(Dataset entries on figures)

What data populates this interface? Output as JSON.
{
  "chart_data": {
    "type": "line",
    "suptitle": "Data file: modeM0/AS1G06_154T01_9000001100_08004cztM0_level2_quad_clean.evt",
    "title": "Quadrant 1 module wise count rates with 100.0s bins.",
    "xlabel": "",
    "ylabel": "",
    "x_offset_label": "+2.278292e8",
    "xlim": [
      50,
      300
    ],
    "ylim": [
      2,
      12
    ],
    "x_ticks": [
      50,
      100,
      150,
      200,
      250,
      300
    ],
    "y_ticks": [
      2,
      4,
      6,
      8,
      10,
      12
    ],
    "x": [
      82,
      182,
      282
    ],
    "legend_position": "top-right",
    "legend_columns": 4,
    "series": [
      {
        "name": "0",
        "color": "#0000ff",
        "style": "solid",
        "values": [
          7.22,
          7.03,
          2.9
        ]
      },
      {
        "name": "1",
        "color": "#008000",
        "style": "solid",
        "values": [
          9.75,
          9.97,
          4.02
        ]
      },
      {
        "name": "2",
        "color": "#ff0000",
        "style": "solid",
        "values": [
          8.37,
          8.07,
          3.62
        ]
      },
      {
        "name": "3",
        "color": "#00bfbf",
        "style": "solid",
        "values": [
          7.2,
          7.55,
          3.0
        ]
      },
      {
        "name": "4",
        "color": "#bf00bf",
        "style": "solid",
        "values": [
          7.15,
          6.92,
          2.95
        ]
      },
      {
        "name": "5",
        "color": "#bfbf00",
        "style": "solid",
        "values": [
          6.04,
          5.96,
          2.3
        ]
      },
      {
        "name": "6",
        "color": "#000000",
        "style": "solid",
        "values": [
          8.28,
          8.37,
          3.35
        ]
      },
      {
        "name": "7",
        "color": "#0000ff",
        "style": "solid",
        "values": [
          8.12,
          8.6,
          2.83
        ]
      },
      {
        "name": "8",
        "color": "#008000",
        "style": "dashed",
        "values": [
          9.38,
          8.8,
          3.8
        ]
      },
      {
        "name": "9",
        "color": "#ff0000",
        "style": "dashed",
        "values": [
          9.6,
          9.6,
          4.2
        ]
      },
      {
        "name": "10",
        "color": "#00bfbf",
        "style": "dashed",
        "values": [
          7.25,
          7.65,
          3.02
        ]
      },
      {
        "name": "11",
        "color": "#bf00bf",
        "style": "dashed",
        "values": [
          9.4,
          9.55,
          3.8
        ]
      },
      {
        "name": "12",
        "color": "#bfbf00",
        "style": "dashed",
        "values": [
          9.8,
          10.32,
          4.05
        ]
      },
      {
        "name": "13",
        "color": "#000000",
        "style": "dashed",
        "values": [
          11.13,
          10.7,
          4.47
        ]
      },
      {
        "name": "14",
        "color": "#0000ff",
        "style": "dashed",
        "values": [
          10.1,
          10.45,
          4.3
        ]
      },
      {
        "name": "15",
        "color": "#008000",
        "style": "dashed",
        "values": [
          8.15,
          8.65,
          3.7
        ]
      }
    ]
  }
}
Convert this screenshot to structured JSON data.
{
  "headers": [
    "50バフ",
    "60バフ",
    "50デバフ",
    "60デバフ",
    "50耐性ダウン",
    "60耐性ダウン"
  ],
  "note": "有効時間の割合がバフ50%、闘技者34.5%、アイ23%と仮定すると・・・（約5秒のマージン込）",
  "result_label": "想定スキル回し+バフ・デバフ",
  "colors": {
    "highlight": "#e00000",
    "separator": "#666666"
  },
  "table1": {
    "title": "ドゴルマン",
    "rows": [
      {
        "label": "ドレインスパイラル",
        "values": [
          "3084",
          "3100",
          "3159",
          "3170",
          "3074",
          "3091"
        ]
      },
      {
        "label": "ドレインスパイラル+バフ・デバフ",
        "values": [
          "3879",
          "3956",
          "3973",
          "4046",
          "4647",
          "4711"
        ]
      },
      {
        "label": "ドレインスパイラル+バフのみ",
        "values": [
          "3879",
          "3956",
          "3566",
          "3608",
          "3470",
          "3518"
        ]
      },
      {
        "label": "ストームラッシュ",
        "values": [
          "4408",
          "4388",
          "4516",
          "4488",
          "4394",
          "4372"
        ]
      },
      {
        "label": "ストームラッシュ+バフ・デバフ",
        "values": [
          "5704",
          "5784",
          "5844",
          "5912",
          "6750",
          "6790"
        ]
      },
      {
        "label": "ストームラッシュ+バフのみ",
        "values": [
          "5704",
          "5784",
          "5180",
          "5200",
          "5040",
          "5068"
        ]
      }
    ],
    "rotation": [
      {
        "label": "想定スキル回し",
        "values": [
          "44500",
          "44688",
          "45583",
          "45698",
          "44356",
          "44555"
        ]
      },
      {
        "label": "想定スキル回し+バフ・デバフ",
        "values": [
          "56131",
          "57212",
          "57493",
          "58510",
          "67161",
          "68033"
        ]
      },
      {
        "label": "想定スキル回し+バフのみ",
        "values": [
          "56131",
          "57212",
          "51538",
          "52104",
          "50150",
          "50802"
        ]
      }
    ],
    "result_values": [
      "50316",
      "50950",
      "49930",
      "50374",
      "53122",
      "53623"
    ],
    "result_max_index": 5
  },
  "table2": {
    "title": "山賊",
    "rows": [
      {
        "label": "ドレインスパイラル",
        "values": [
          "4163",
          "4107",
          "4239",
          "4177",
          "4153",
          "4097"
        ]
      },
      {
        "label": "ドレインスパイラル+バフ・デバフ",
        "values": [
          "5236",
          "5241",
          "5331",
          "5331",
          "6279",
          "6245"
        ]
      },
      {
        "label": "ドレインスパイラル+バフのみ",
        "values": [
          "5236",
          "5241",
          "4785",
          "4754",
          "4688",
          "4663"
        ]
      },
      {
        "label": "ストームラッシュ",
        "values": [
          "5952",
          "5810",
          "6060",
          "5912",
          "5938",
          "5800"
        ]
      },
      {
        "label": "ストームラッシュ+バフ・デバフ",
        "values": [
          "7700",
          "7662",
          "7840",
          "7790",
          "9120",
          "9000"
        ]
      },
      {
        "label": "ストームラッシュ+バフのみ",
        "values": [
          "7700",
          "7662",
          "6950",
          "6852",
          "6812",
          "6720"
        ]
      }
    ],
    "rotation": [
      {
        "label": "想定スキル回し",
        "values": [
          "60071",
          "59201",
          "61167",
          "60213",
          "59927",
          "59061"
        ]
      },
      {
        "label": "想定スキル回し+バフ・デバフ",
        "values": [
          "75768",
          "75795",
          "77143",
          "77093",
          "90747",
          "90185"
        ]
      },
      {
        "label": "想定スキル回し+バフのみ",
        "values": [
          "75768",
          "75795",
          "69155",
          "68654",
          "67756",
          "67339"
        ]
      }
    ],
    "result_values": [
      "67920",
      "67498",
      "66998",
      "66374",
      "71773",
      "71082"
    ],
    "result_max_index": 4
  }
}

SET PROBLEM >> Copy out all of the records shown above exactly.

FULL ANSWER >>
What data populates this interface? Output as JSON.
{
  "chart_data": {
    "type": "line",
    "suptitle": "Data file: modeM0/AS1G06_154T01_9000001100_08004cztM0_level2_quad_clean.evt",
    "title": "Quadrant 1 module wise count rates with 100.0s bins.",
    "xlabel": "",
    "ylabel": "",
    "x_offset_label": "+2.278292e8",
    "xlim": [
      50,
      300
    ],
    "ylim": [
      2,
      12
    ],
    "x_ticks": [
      50,
      100,
      150,
      200,
      250,
      300
    ],
    "y_ticks": [
      2,
      4,
      6,
      8,
      10,
      12
    ],
    "x": [
      82,
      182,
      282
    ],
    "legend_position": "top-right",
    "legend_columns": 4,
    "series": [
      {
        "name": "0",
        "color": "#0000ff",
        "style": "solid",
        "values": [
          7.22,
          7.03,
          2.9
        ]
      },
      {
        "name": "1",
        "color": "#008000",
        "style": "solid",
        "values": [
          9.75,
          9.97,
          4.02
        ]
      },
      {
        "name": "2",
        "color": "#ff0000",
        "style": "solid",
        "values": [
          8.37,
          8.07,
          3.62
        ]
      },
      {
        "name": "3",
        "color": "#00bfbf",
        "style": "solid",
        "values": [
          7.2,
          7.55,
          3.0
        ]
      },
      {
        "name": "4",
        "color": "#bf00bf",
        "style": "solid",
        "values": [
          7.15,
          6.92,
          2.95
        ]
      },
      {
        "name": "5",
        "color": "#bfbf00",
        "style": "solid",
        "values": [
          6.04,
          5.96,
          2.3
        ]
      },
      {
        "name": "6",
        "color": "#000000",
        "style": "solid",
        "values": [
          8.28,
          8.37,
          3.35
        ]
      },
      {
        "name": "7",
        "color": "#0000ff",
        "style": "solid",
        "values": [
          8.12,
          8.6,
          2.83
        ]
      },
      {
        "name": "8",
        "color": "#008000",
        "style": "dashed",
        "values": [
          9.38,
          8.8,
          3.8
        ]
      },
      {
        "name": "9",
        "color": "#ff0000",
        "style": "dashed",
        "values": [
          9.6,
          9.6,
          4.2
        ]
      },
      {
        "name": "10",
        "color": "#00bfbf",
        "style": "dashed",
        "values": [
          7.25,
          7.65,
          3.02
        ]
      },
      {
        "name": "11",
        "color": "#bf00bf",
        "style": "dashed",
        "values": [
          9.4,
          9.55,
          3.8
        ]
      },
      {
        "name": "12",
        "color": "#bfbf00",
        "style": "dashed",
        "values": [
          9.8,
          10.32,
          4.05
        ]
      },
      {
        "name": "13",
        "color": "#000000",
        "style": "dashed",
        "values": [
          11.13,
          10.7,
          4.47
        ]
      },
      {
        "name": "14",
        "color": "#0000ff",
        "style": "dashed",
        "values": [
          10.1,
          10.45,
          4.3
        ]
      },
      {
        "name": "15",
        "color": "#008000",
        "style": "dashed",
        "values": [
          8.15,
          8.65,
          3.7
        ]
      }
    ]
  }
}
Convert this screenshot to structured JSON data.
{
  "headers": [
    "50バフ",
    "60バフ",
    "50デバフ",
    "60デバフ",
    "50耐性ダウン",
    "60耐性ダウン"
  ],
  "note": "有効時間の割合がバフ50%、闘技者34.5%、アイ23%と仮定すると・・・（約5秒のマージン込）",
  "result_label": "想定スキル回し+バフ・デバフ",
  "colors": {
    "highlight": "#e00000",
    "separator": "#666666"
  },
  "table1": {
    "title": "ドゴルマン",
    "rows": [
      {
        "label": "ドレインスパイラル",
        "values": [
          "3084",
          "3100",
          "3159",
          "3170",
          "3074",
          "3091"
        ]
      },
      {
        "label": "ドレインスパイラル+バフ・デバフ",
        "values": [
          "3879",
          "3956",
          "3973",
          "4046",
          "4647",
          "4711"
        ]
      },
      {
        "label": "ドレインスパイラル+バフのみ",
        "values": [
          "3879",
          "3956",
          "3566",
          "3608",
          "3470",
          "3518"
        ]
      },
      {
        "label": "ストームラッシュ",
        "values": [
          "4408",
          "4388",
          "4516",
          "4488",
          "4394",
          "4372"
        ]
      },
      {
        "label": "ストームラッシュ+バフ・デバフ",
        "values": [
          "5704",
          "5784",
          "5844",
          "5912",
          "6750",
          "6790"
        ]
      },
      {
        "label": "ストームラッシュ+バフのみ",
        "values": [
          "5704",
          "5784",
          "5180",
          "5200",
          "5040",
          "5068"
        ]
      }
    ],
    "rotation": [
      {
        "label": "想定スキル回し",
        "values": [
          "44500",
          "44688",
          "45583",
          "45698",
          "44356",
          "44555"
        ]
      },
      {
        "label": "想定スキル回し+バフ・デバフ",
        "values": [
          "56131",
          "57212",
          "57493",
          "58510",
          "67161",
          "68033"
        ]
      },
      {
        "label": "想定スキル回し+バフのみ",
        "values": [
          "56131",
          "57212",
          "51538",
          "52104",
          "50150",
          "50802"
        ]
      }
    ],
    "result_values": [
      "50316",
      "50950",
      "49930",
      "50374",
      "53122",
      "53623"
    ],
    "result_max_index": 5
  },
  "table2": {
    "title": "山賊",
    "rows": [
      {
        "label": "ドレインスパイラル",
        "values": [
          "4163",
          "4107",
          "4239",
          "4177",
          "4153",
          "4097"
        ]
      },
      {
        "label": "ドレインスパイラル+バフ・デバフ",
        "values": [
          "5236",
          "5241",
          "5331",
          "5331",
          "6279",
          "6245"
        ]
      },
      {
        "label": "ドレインスパイラル+バフのみ",
        "values": [
          "5236",
          "5241",
          "4785",
          "4754",
          "4688",
          "4663"
        ]
      },
      {
        "label": "ストームラッシュ",
        "values": [
          "5952",
          "5810",
          "6060",
          "5912",
          "5938",
          "5800"
        ]
      },
      {
        "label": "ストームラッシュ+バフ・デバフ",
        "values": [
          "7700",
          "7662",
          "7840",
          "7790",
          "9120",
          "9000"
        ]
      },
      {
        "label": "ストームラッシュ+バフのみ",
        "values": [
          "7700",
          "7662",
          "6950",
          "6852",
          "6812",
          "6720"
        ]
      }
    ],
    "rotation": [
      {
        "label": "想定スキル回し",
        "values": [
          "60071",
          "59201",
          "61167",
          "60213",
          "59927",
          "59061"
        ]
      },
      {
        "label": "想定スキル回し+バフ・デバフ",
        "values": [
          "75768",
          "75795",
          "77143",
          "77093",
          "90747",
          "90185"
        ]
      },
      {
        "label": "想定スキル回し+バフのみ",
        "values": [
          "75768",
          "75795",
          "69155",
          "68654",
          "67756",
          "67339"
        ]
      }
    ],
    "result_values": [
      "67920",
      "67498",
      "66998",
      "66374",
      "71773",
      "71082"
    ],
    "result_max_index": 4
  }
}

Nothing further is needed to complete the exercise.